→ Task details
Pick out every line with the word "region" and copy it.

→ Material shown
** START **
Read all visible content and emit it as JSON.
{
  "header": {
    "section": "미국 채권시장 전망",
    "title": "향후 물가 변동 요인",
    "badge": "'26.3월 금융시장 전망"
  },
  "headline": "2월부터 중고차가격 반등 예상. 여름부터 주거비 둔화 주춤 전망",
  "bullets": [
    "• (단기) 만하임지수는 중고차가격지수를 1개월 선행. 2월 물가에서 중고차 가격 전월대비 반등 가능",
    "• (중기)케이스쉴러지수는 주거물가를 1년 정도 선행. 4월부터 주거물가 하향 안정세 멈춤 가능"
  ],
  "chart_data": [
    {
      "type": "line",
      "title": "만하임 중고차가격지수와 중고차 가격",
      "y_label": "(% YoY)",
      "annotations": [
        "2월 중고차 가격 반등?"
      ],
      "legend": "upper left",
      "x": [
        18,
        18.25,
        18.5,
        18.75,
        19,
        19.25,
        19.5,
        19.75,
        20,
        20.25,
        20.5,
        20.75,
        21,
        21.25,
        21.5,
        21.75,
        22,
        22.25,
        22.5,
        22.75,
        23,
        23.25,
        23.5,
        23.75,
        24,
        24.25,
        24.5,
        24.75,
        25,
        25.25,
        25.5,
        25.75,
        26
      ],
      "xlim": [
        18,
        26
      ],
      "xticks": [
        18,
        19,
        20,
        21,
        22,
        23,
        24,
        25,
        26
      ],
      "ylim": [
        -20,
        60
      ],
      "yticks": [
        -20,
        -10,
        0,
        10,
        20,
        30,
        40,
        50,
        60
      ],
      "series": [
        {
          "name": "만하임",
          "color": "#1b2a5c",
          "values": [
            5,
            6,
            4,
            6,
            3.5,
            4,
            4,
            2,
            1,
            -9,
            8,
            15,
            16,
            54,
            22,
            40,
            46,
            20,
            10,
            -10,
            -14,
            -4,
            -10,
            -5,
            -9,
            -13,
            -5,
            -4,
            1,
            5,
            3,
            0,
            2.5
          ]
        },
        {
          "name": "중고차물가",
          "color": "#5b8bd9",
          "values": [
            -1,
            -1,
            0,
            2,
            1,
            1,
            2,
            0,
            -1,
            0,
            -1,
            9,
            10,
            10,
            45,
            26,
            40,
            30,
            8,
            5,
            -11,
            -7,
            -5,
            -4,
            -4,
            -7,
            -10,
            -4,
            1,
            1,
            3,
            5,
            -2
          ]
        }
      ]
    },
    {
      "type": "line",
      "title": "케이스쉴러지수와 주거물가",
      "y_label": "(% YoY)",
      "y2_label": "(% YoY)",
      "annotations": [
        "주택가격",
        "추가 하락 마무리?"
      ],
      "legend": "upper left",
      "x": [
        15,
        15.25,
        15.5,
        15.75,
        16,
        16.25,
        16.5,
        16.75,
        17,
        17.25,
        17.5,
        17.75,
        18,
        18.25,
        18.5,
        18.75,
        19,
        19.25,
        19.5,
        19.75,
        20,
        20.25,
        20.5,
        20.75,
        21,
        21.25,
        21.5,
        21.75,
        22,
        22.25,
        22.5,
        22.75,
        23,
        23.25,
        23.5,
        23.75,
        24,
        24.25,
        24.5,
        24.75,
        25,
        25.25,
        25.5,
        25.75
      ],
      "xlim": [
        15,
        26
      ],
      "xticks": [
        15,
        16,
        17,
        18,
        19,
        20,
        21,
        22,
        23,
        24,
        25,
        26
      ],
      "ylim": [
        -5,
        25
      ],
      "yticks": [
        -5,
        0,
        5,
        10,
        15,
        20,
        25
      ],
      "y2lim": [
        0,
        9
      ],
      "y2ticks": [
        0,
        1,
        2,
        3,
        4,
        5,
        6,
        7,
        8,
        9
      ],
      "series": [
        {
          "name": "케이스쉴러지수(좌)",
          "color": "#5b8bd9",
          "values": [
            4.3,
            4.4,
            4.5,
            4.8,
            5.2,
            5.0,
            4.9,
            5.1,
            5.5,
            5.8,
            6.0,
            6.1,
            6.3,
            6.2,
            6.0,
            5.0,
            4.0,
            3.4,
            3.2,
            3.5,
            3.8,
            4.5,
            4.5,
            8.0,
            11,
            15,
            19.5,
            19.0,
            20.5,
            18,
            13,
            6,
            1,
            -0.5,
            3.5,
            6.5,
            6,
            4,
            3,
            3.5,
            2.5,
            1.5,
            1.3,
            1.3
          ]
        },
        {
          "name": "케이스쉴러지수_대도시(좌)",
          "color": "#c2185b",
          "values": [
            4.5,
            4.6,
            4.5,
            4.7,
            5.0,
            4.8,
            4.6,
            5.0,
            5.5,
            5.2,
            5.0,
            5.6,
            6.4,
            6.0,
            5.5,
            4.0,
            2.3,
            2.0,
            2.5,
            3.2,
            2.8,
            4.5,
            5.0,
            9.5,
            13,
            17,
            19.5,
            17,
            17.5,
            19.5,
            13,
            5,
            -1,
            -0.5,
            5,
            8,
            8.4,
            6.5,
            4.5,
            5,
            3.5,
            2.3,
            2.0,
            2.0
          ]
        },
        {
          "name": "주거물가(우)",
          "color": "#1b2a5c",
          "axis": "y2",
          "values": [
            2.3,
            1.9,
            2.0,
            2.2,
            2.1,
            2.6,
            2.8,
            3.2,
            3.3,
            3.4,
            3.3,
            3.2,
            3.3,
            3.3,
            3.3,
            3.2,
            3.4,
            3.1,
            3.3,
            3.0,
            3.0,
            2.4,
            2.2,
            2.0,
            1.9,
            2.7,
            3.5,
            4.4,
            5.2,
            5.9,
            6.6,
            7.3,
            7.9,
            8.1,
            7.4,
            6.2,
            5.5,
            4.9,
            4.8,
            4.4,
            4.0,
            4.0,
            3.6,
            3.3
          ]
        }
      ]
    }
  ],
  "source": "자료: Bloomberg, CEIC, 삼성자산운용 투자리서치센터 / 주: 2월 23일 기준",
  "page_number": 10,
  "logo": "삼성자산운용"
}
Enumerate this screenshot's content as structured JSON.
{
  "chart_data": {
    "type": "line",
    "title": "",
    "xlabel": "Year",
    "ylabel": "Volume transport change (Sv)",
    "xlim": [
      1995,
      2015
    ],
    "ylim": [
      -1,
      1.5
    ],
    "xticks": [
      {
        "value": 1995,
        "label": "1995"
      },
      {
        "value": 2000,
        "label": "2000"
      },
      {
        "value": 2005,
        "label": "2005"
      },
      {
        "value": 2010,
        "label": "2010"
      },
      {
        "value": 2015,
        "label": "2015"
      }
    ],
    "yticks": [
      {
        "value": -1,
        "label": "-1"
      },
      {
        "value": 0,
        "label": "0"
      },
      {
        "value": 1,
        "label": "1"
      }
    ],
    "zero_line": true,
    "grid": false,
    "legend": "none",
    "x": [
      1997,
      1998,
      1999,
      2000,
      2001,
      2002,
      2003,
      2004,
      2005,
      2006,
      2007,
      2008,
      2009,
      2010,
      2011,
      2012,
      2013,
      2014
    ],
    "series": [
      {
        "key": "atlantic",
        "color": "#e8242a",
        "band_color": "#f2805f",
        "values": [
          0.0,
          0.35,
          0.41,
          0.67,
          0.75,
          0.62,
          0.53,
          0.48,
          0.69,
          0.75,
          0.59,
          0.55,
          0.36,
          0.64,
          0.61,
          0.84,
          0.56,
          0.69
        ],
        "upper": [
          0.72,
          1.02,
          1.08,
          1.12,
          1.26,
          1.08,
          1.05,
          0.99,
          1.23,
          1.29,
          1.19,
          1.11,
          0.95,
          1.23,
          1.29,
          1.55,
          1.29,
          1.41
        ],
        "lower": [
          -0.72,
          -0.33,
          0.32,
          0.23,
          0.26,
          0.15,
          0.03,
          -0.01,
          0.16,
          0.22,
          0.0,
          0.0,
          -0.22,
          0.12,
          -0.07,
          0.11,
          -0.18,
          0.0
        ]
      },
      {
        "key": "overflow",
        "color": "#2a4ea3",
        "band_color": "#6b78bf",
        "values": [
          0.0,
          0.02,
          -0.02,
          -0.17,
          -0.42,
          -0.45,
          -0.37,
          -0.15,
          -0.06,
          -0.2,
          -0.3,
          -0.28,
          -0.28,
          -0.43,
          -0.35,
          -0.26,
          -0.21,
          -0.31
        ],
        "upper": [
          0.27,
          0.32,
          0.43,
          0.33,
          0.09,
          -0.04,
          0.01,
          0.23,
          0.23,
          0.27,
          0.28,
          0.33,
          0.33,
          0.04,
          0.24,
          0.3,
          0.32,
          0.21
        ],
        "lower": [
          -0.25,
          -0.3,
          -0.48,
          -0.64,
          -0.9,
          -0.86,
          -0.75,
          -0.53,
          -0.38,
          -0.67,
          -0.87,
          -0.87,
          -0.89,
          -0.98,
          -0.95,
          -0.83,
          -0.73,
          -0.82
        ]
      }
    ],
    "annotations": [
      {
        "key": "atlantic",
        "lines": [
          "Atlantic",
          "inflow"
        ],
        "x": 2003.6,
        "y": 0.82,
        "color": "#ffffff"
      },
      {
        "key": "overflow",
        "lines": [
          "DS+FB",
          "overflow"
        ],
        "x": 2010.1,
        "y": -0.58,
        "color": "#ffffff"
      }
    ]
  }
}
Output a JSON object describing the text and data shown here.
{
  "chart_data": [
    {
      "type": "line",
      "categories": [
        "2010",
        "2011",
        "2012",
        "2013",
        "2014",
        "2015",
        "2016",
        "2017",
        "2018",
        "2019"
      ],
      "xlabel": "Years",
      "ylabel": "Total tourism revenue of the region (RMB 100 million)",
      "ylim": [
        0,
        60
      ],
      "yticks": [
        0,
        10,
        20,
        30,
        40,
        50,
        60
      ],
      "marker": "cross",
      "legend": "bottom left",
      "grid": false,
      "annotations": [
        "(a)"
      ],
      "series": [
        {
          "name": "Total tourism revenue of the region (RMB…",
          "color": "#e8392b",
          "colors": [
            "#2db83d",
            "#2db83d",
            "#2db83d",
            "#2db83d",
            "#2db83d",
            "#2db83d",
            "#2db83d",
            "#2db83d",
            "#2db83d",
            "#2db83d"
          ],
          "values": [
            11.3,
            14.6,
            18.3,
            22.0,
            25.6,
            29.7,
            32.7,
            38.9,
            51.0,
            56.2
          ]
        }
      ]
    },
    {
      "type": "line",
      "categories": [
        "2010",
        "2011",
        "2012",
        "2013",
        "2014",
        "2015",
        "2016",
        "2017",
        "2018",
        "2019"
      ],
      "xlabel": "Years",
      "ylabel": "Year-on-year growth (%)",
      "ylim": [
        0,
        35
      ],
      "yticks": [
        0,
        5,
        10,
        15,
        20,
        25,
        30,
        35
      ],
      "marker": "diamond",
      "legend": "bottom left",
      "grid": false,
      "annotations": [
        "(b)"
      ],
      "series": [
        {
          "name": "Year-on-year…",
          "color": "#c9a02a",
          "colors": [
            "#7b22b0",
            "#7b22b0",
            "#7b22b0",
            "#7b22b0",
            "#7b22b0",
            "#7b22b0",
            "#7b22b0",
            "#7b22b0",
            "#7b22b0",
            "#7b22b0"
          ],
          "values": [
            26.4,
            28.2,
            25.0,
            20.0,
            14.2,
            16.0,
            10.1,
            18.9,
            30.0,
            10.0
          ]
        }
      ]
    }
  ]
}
** END **
→ Reply
      "ylabel": "Total tourism revenue of the region (RMB 100 million)",
          "name": "Total tourism revenue of the region (RMB…",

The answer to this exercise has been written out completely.